=== Dataset content ===
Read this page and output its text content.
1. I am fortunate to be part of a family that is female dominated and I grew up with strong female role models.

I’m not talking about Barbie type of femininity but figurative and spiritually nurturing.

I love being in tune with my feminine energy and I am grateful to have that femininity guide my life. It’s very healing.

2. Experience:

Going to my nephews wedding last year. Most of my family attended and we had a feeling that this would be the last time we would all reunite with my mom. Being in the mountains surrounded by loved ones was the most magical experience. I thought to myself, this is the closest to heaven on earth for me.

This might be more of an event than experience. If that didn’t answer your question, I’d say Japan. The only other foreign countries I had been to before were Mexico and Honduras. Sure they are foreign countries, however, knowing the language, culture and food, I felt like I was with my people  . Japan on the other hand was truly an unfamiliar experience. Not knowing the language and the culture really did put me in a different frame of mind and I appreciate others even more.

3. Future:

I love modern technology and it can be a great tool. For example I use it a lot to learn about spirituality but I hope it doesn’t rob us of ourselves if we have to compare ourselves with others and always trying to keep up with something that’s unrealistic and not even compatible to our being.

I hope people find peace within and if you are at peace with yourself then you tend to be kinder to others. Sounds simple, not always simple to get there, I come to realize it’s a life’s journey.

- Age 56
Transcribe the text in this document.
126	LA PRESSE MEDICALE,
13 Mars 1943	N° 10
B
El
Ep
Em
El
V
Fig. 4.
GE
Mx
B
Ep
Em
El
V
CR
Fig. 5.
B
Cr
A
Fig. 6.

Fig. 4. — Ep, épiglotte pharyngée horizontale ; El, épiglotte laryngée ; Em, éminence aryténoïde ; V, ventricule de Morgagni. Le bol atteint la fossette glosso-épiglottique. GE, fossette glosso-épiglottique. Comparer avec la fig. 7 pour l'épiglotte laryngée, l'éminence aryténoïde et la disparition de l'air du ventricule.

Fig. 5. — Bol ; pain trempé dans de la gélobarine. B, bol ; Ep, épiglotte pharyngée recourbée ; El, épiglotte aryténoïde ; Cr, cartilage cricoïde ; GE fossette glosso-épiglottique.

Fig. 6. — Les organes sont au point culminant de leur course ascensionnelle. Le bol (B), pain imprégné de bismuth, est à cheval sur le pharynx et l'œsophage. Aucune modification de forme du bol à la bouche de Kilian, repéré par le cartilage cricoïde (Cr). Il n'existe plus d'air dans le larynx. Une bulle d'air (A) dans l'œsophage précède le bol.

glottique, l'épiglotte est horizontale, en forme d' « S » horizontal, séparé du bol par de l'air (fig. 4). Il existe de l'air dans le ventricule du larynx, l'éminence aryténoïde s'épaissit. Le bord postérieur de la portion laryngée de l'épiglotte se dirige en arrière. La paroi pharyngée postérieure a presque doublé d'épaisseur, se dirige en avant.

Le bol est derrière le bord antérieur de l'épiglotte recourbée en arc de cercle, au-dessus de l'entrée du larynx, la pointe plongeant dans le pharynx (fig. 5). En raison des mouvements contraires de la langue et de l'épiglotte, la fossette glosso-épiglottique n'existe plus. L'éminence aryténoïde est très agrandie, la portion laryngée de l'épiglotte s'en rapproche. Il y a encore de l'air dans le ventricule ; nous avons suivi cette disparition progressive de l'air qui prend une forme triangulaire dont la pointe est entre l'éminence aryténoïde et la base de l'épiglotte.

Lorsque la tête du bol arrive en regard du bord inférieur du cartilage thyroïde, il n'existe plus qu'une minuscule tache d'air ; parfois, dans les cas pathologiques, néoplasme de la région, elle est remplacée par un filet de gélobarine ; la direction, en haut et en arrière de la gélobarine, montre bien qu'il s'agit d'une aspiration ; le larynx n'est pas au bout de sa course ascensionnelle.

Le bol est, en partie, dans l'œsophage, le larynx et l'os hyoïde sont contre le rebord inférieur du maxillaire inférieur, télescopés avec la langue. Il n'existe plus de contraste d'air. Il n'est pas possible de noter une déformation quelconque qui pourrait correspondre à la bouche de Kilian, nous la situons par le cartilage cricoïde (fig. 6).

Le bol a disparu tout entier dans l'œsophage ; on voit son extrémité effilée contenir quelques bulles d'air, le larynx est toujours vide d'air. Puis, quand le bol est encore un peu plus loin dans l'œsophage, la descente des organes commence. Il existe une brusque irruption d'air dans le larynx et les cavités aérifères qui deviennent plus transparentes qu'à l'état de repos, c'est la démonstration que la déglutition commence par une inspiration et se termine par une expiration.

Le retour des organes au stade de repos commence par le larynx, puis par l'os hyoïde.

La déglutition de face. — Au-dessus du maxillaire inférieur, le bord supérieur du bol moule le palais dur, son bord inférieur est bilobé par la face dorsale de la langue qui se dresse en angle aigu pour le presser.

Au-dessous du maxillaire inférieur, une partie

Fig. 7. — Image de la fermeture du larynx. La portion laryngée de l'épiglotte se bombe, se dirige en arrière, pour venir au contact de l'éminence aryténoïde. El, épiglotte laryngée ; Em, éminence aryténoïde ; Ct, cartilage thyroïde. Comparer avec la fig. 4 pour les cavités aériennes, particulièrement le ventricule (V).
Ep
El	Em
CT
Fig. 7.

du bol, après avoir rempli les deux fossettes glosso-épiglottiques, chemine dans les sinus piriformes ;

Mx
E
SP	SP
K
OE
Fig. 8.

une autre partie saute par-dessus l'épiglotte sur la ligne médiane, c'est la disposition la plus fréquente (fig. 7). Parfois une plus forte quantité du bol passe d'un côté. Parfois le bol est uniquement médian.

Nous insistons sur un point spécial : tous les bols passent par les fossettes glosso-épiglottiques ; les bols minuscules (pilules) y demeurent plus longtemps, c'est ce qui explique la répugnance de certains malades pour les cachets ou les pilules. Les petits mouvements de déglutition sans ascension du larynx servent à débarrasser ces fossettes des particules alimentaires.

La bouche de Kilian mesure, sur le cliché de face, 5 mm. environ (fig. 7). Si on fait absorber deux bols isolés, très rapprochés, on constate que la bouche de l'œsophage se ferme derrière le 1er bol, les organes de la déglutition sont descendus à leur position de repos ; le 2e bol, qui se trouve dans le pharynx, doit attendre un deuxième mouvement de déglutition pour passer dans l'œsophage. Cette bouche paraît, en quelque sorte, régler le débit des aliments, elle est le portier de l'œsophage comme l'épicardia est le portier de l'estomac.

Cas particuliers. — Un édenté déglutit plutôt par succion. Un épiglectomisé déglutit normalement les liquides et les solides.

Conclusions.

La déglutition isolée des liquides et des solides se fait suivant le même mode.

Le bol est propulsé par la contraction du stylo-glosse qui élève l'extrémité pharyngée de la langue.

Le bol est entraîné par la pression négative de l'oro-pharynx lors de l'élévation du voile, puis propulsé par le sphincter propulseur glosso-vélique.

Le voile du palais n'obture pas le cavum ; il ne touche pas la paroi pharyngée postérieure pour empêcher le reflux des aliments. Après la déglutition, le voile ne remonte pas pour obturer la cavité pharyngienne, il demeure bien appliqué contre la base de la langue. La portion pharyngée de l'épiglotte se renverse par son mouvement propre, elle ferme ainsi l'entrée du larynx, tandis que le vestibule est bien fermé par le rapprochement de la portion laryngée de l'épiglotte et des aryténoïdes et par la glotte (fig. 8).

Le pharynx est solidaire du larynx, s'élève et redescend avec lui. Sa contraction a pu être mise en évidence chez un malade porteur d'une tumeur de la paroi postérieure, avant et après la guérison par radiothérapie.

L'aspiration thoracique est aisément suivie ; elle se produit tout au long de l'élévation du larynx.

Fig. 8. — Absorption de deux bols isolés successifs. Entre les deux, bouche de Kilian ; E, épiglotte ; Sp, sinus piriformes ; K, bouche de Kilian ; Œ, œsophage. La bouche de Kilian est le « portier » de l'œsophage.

=== Work to do ===
Collect each line above holding the string "femininity".

=== The response ===
I’m not talking about Barbie type of femininity but figurative and spiritually nurturing.
I love being in tune with my feminine energy and I am grateful to have that femininity guide my life. It’s very healing.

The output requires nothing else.